» The task:
Copy out each line of the data that holds the word "this".

» Source material:
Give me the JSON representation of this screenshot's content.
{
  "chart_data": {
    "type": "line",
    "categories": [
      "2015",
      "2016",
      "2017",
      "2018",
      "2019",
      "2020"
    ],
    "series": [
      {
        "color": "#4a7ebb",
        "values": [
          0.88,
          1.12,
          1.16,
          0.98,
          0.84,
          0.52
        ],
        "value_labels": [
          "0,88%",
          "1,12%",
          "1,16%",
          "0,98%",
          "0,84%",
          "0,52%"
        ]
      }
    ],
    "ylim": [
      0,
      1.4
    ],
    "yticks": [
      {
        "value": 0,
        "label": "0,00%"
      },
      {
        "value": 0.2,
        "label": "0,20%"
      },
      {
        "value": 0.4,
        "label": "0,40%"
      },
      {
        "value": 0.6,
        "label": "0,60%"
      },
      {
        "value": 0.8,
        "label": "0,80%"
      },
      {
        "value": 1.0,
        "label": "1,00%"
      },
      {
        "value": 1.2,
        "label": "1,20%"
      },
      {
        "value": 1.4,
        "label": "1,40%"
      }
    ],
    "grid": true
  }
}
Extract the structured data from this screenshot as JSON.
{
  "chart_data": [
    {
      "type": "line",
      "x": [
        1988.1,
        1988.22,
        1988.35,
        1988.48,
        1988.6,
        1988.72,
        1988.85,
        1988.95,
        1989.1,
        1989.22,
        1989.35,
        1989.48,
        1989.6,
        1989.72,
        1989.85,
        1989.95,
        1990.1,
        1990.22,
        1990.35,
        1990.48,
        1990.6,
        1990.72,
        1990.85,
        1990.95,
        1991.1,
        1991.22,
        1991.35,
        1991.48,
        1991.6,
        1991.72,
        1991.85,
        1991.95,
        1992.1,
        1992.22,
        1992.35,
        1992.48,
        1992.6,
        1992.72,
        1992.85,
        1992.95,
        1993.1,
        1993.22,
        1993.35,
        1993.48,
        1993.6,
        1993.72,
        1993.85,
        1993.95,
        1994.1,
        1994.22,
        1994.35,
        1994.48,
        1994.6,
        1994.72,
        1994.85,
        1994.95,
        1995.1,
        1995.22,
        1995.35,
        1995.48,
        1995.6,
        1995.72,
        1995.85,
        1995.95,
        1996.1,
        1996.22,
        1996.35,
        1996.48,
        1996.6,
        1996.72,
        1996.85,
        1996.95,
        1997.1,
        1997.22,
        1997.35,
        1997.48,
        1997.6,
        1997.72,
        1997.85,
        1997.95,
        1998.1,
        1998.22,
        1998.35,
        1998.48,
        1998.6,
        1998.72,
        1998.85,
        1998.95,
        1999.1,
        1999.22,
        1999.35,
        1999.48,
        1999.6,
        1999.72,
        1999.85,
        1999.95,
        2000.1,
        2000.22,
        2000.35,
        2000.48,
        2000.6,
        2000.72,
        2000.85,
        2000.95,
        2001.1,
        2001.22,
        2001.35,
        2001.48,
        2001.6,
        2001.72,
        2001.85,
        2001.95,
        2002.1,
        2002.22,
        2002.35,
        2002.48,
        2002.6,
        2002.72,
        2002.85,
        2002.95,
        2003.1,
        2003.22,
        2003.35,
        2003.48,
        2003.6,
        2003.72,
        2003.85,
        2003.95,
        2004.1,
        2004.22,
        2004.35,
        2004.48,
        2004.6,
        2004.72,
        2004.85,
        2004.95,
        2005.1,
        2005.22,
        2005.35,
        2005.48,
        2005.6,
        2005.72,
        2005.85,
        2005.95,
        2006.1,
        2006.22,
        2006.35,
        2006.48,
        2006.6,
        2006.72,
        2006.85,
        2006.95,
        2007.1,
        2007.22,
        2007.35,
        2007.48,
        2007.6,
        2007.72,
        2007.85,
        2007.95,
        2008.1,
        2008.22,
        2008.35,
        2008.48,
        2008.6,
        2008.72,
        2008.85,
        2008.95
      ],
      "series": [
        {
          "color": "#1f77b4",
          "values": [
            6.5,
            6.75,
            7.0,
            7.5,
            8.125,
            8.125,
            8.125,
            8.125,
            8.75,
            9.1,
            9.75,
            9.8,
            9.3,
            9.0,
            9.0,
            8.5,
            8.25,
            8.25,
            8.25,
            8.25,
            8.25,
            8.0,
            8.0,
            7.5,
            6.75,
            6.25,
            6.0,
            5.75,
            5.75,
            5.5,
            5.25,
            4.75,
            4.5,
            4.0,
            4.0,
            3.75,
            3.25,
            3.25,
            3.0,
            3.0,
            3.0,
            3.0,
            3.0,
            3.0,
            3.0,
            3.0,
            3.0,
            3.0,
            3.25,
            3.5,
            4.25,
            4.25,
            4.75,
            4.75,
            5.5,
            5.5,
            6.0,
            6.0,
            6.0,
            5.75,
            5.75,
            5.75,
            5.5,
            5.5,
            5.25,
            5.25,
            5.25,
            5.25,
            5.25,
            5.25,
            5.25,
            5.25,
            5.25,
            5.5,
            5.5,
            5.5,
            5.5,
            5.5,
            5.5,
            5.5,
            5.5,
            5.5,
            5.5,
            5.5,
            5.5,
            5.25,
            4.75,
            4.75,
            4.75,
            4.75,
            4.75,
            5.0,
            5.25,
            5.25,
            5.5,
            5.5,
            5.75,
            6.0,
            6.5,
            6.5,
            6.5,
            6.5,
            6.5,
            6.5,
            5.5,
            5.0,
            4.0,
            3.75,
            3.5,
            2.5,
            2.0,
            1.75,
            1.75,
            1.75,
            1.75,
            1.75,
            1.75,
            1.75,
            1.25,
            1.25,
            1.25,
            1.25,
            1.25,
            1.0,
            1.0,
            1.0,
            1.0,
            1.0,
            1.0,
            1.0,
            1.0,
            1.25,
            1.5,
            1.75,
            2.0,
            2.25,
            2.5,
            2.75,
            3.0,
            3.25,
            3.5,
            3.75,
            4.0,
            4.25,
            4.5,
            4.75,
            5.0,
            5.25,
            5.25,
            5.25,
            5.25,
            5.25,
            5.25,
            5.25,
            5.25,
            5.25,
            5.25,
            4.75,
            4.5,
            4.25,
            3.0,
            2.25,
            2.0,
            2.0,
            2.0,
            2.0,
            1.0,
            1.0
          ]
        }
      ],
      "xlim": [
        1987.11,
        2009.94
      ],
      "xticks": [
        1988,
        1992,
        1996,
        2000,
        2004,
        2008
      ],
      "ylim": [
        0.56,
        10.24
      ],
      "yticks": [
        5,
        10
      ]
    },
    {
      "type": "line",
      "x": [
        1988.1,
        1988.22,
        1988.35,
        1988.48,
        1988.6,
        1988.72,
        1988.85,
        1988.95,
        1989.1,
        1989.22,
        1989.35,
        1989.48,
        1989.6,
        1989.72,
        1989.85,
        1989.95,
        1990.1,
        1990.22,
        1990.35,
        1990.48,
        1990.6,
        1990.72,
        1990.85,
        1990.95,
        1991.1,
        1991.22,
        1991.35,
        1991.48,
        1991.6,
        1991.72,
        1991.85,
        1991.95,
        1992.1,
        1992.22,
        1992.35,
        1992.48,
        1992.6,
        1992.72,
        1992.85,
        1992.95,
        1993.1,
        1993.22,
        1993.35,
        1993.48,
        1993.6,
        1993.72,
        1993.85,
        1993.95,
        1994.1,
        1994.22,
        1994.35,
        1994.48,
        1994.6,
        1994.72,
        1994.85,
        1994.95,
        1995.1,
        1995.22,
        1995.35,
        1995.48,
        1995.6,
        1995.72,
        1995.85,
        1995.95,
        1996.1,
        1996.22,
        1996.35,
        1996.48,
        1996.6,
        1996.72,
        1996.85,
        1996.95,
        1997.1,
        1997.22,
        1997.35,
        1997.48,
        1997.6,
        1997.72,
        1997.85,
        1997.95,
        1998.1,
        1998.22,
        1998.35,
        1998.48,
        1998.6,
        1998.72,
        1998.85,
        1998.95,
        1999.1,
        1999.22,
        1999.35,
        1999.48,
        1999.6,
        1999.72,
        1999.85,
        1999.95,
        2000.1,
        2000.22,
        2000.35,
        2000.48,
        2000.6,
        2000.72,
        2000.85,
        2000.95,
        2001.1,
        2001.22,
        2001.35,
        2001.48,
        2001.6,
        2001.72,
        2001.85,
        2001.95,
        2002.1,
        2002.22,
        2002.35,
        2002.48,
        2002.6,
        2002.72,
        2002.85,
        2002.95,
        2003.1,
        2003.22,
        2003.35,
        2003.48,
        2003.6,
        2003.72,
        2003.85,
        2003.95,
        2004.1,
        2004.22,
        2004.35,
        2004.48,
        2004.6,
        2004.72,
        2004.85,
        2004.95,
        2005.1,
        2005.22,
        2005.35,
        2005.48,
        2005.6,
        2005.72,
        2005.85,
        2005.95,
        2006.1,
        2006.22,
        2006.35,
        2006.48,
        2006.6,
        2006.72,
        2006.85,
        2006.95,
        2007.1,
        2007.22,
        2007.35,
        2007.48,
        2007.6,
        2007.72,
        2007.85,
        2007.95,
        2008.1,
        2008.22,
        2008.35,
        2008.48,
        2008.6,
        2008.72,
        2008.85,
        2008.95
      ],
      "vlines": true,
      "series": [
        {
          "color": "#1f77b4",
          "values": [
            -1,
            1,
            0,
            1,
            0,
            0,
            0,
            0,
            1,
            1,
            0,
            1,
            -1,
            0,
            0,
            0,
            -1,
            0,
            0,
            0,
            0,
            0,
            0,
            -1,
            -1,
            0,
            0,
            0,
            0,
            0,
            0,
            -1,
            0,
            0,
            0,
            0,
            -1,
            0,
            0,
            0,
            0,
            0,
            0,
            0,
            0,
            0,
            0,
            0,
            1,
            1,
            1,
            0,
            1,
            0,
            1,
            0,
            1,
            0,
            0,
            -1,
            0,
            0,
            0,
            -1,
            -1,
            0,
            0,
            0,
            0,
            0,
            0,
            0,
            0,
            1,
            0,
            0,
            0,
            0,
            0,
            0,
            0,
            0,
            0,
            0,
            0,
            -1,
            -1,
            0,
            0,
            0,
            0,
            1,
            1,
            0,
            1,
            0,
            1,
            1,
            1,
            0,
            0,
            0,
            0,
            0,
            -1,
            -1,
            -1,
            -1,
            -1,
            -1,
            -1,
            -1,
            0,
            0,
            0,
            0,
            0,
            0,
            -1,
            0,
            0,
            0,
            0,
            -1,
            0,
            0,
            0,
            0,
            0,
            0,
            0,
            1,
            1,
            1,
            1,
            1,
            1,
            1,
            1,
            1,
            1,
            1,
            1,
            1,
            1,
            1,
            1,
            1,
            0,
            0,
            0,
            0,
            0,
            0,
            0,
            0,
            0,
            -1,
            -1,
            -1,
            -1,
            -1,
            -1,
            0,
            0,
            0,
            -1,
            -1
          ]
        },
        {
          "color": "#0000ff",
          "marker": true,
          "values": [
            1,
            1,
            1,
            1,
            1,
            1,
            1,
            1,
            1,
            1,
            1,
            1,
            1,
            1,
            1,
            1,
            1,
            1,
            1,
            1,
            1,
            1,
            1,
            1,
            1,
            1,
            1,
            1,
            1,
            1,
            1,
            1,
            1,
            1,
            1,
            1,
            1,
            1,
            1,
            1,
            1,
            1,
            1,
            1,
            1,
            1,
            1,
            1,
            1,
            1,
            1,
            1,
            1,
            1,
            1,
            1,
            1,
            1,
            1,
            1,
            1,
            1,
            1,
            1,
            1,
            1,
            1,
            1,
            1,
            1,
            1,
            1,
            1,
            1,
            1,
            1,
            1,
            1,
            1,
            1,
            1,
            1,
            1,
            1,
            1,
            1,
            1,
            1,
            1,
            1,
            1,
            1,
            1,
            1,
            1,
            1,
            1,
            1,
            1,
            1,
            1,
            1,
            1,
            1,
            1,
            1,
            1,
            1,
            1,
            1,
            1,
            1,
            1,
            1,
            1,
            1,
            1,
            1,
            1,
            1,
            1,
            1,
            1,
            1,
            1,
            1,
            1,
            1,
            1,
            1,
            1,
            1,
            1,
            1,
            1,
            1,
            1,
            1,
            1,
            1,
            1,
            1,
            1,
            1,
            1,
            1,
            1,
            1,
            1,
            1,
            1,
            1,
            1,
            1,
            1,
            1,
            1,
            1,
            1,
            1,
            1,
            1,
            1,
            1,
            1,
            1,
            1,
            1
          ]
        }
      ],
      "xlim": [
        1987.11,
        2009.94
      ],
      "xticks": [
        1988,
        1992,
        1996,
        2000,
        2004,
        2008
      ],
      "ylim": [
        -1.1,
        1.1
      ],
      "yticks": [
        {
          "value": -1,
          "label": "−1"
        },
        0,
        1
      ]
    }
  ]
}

» Expected output:
Give me the JSON representation of this screenshot's content.
Extract the structured data from this screenshot as JSON.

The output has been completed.